Brief = Copy the lines that follow, keeping every character the same.

------------------------------------------------

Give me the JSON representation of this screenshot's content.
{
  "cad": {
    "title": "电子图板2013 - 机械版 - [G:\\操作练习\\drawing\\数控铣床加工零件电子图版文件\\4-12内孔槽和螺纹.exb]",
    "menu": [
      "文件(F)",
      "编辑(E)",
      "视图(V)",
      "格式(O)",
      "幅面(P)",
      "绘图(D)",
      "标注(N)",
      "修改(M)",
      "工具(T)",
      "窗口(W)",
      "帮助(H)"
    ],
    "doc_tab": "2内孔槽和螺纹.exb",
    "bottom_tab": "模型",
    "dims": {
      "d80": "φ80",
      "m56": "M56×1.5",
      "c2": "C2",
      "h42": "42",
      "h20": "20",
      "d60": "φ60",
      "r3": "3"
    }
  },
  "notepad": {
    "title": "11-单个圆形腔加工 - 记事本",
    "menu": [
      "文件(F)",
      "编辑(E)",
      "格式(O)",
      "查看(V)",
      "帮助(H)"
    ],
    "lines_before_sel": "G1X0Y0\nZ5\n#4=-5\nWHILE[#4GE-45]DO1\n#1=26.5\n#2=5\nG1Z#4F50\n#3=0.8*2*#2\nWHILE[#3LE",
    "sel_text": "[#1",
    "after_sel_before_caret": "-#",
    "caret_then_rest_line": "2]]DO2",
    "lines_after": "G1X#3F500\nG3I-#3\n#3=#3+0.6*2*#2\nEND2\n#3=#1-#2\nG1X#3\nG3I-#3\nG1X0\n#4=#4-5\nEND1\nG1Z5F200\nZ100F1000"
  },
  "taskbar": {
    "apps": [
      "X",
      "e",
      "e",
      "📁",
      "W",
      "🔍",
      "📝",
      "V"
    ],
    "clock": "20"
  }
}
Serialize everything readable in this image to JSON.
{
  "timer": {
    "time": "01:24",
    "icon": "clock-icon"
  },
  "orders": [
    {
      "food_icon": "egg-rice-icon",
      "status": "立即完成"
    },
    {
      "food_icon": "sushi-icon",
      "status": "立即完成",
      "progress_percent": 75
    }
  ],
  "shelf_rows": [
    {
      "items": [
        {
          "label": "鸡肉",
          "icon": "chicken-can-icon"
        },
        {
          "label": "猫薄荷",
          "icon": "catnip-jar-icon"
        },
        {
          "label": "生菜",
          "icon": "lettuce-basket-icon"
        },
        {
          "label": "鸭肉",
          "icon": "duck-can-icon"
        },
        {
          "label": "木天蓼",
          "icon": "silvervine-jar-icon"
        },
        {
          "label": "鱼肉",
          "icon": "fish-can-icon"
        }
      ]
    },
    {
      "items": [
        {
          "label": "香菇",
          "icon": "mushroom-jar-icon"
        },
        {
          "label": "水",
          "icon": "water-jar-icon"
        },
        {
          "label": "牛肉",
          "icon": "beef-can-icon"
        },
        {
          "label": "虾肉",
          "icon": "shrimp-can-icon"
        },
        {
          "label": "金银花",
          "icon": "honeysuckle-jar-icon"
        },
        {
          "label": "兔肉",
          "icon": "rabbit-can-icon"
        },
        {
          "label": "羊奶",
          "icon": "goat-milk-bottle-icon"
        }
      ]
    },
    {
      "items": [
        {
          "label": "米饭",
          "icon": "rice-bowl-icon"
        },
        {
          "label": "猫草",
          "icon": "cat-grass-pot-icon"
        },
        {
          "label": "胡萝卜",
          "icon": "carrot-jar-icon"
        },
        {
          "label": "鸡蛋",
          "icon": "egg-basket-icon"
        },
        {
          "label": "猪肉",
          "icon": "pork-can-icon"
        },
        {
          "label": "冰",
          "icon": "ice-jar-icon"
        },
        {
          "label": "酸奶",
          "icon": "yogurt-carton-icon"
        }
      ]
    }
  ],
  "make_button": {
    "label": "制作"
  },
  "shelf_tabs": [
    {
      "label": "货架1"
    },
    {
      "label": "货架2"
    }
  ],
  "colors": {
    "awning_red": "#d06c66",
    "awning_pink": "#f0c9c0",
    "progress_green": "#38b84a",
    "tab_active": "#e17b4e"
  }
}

------------------------------------------------

Full response =
Give me the JSON representation of this screenshot's content.
{
  "cad": {
    "title": "电子图板2013 - 机械版 - [G:\\操作练习\\drawing\\数控铣床加工零件电子图版文件\\4-12内孔槽和螺纹.exb]",
    "menu": [
      "文件(F)",
      "编辑(E)",
      "视图(V)",
      "格式(O)",
      "幅面(P)",
      "绘图(D)",
      "标注(N)",
      "修改(M)",
      "工具(T)",
      "窗口(W)",
      "帮助(H)"
    ],
    "doc_tab": "2内孔槽和螺纹.exb",
    "bottom_tab": "模型",
    "dims": {
      "d80": "φ80",
      "m56": "M56×1.5",
      "c2": "C2",
      "h42": "42",
      "h20": "20",
      "d60": "φ60",
      "r3": "3"
    }
  },
  "notepad": {
    "title": "11-单个圆形腔加工 - 记事本",
    "menu": [
      "文件(F)",
      "编辑(E)",
      "格式(O)",
      "查看(V)",
      "帮助(H)"
    ],
    "lines_before_sel": "G1X0Y0\nZ5\n#4=-5\nWHILE[#4GE-45]DO1\n#1=26.5\n#2=5\nG1Z#4F50\n#3=0.8*2*#2\nWHILE[#3LE",
    "sel_text": "[#1",
    "after_sel_before_caret": "-#",
    "caret_then_rest_line": "2]]DO2",
    "lines_after": "G1X#3F500\nG3I-#3\n#3=#3+0.6*2*#2\nEND2\n#3=#1-#2\nG1X#3\nG3I-#3\nG1X0\n#4=#4-5\nEND1\nG1Z5F200\nZ100F1000"
  },
  "taskbar": {
    "apps": [
      "X",
      "e",
      "e",
      "📁",
      "W",
      "🔍",
      "📝",
      "V"
    ],
    "clock": "20"
  }
}
Serialize everything readable in this image to JSON.
{
  "timer": {
    "time": "01:24",
    "icon": "clock-icon"
  },
  "orders": [
    {
      "food_icon": "egg-rice-icon",
      "status": "立即完成"
    },
    {
      "food_icon": "sushi-icon",
      "status": "立即完成",
      "progress_percent": 75
    }
  ],
  "shelf_rows": [
    {
      "items": [
        {
          "label": "鸡肉",
          "icon": "chicken-can-icon"
        },
        {
          "label": "猫薄荷",
          "icon": "catnip-jar-icon"
        },
        {
          "label": "生菜",
          "icon": "lettuce-basket-icon"
        },
        {
          "label": "鸭肉",
          "icon": "duck-can-icon"
        },
        {
          "label": "木天蓼",
          "icon": "silvervine-jar-icon"
        },
        {
          "label": "鱼肉",
          "icon": "fish-can-icon"
        }
      ]
    },
    {
      "items": [
        {
          "label": "香菇",
          "icon": "mushroom-jar-icon"
        },
        {
          "label": "水",
          "icon": "water-jar-icon"
        },
        {
          "label": "牛肉",
          "icon": "beef-can-icon"
        },
        {
          "label": "虾肉",
          "icon": "shrimp-can-icon"
        },
        {
          "label": "金银花",
          "icon": "honeysuckle-jar-icon"
        },
        {
          "label": "兔肉",
          "icon": "rabbit-can-icon"
        },
        {
          "label": "羊奶",
          "icon": "goat-milk-bottle-icon"
        }
      ]
    },
    {
      "items": [
        {
          "label": "米饭",
          "icon": "rice-bowl-icon"
        },
        {
          "label": "猫草",
          "icon": "cat-grass-pot-icon"
        },
        {
          "label": "胡萝卜",
          "icon": "carrot-jar-icon"
        },
        {
          "label": "鸡蛋",
          "icon": "egg-basket-icon"
        },
        {
          "label": "猪肉",
          "icon": "pork-can-icon"
        },
        {
          "label": "冰",
          "icon": "ice-jar-icon"
        },
        {
          "label": "酸奶",
          "icon": "yogurt-carton-icon"
        }
      ]
    }
  ],
  "make_button": {
    "label": "制作"
  },
  "shelf_tabs": [
    {
      "label": "货架1"
    },
    {
      "label": "货架2"
    }
  ],
  "colors": {
    "awning_red": "#d06c66",
    "awning_pink": "#f0c9c0",
    "progress_green": "#38b84a",
    "tab_active": "#e17b4e"
  }
}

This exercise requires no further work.